**Given instruction**
Extend the forum post about anomalous and normal points overlapping in a seaborn pair plot, picking up right after the line that drops the 'Time' column.

I have a Python script to plot a dataset with the following metrics: "99th percentile," "50th percentile," "Mean," "2xx," "4xx/5xx." The 'IsError' column is the label indicating 'Service_Status,' indicating the normal or anomalous state of the service.
I create a pair plot to provide a better visual understanding of the dataset. However, I have a problem where, in many cases, the anomalous and normal behaviors overlap in the graph, giving the visual impression that only one case exists. For example, in the plot, when '3_True' and '3_False' have the same behavior, only '3_False' is visible, giving the false idea that there are no anomalous occurrences. I've tried adjusting the alpha to the maximum but without success. Any suggestions on how to address this issue?
Script:
import pandas as pd
import matplotlib.pyplot as plt
import seaborn as sns
import numpy as np
data = pd.read_csv('../datasets/application anomalies/data.csv')
data = data.drop('Time', axis=1)

**Extracted data**
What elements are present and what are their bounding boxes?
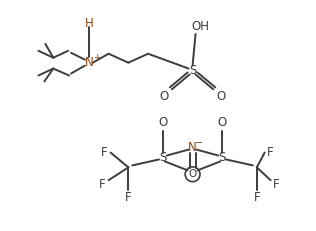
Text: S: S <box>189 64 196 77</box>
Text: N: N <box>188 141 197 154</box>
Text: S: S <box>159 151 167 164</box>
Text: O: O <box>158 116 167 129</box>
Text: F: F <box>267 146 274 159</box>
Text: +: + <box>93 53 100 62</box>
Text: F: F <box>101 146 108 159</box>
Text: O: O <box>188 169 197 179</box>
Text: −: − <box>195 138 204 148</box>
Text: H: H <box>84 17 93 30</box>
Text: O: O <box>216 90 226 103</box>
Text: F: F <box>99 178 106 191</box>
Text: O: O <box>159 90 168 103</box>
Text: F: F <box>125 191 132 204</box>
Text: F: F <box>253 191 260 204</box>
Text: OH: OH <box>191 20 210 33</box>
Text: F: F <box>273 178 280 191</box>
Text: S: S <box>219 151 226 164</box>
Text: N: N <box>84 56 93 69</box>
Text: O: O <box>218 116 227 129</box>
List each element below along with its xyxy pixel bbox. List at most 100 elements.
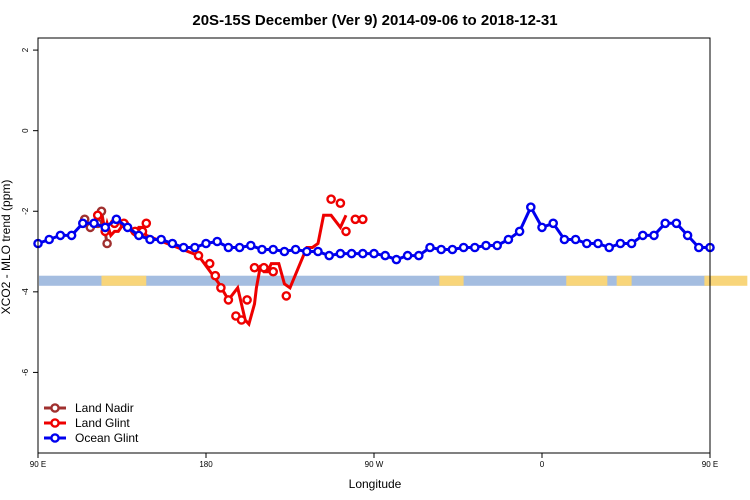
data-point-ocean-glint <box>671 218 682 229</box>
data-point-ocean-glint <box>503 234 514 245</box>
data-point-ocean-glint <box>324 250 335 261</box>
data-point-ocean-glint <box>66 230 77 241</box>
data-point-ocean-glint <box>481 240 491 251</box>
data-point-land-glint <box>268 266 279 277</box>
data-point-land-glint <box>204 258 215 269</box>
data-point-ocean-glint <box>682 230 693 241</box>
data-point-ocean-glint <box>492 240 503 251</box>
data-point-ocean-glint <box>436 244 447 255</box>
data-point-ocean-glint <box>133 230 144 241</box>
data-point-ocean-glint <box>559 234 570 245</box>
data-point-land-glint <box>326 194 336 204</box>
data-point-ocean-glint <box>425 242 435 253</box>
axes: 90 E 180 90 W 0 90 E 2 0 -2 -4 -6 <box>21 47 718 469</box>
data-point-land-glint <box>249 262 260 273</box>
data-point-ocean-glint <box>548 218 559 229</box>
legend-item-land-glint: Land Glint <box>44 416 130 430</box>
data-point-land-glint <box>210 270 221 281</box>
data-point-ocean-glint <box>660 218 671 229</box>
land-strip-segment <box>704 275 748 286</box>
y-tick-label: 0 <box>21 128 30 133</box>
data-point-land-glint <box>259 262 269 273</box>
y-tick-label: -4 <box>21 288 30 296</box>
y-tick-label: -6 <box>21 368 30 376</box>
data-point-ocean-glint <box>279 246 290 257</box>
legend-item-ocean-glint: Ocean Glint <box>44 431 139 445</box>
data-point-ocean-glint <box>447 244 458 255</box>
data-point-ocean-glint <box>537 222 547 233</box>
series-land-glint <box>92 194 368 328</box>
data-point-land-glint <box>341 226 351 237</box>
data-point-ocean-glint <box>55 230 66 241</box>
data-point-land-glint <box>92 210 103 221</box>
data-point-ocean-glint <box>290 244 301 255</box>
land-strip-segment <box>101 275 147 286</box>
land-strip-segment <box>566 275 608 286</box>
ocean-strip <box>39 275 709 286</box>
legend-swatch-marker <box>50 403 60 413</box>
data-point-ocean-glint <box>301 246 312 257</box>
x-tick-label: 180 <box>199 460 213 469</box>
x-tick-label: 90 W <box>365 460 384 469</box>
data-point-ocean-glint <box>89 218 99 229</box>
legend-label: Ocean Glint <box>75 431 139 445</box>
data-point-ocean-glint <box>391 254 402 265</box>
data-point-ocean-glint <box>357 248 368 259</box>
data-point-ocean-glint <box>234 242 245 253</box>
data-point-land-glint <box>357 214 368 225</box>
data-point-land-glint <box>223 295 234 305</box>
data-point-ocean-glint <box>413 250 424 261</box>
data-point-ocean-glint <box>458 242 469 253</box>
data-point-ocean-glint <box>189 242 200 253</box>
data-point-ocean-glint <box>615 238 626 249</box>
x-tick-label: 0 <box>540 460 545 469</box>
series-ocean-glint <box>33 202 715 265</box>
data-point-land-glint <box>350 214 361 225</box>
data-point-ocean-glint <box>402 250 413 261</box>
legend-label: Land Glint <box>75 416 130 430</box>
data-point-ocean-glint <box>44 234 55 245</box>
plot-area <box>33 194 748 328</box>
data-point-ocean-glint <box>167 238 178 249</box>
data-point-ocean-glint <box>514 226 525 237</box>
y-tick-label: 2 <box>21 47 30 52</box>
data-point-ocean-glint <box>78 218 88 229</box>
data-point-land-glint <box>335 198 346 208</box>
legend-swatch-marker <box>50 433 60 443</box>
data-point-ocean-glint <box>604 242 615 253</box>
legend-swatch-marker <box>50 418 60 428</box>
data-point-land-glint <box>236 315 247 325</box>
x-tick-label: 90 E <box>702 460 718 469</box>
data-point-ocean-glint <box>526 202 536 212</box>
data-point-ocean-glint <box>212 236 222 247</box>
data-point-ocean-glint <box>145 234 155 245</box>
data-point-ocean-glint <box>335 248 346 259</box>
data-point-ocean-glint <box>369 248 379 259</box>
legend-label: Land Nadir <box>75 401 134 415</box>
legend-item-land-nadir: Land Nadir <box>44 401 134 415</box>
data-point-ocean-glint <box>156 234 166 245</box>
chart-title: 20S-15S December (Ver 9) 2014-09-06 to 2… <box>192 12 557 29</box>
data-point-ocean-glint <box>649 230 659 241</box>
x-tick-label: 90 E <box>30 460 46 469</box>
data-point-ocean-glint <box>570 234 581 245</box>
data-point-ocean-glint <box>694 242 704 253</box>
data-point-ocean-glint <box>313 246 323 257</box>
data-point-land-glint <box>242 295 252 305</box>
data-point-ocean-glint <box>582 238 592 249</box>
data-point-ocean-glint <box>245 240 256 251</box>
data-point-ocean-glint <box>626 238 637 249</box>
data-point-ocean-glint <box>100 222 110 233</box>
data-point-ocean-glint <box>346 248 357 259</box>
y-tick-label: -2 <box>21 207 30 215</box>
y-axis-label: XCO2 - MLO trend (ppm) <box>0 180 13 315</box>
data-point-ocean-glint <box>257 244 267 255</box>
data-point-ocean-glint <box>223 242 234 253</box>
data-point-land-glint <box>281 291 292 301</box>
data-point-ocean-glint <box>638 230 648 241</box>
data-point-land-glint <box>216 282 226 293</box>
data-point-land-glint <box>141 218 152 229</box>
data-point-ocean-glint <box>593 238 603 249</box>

**Result below**
data['Service_Status'] = data['Service'].astype(str) + '_' + data['IsError'].astype(str)
markers = {'0_False': 'D', '1_False': 'D', '2_False': 'D', '3_True': 'X', '4_False': 'D', '5_False': 'D', '6_False': 'D', '3_False': 'D', '0_True': 'X', '4_True': 'X', '1_True': 'X','5_True':'X','6_True':'X'}
custom_palette = sns.color_palette("Set1", len(data['Service_Status'].unique()))
scatter_kws = {'s': 100, 'alpha': 0.2, 'style': data['Service_Status'], 'markers': markers}
sns.pairplot(data, hue='Service_Status', vars=["99th percentile", "50th percentile", "Mean", "2xx", "4xx/5xx"], diag_kind="kde", plot_kws=scatter_kws, corner=False)
plt.show()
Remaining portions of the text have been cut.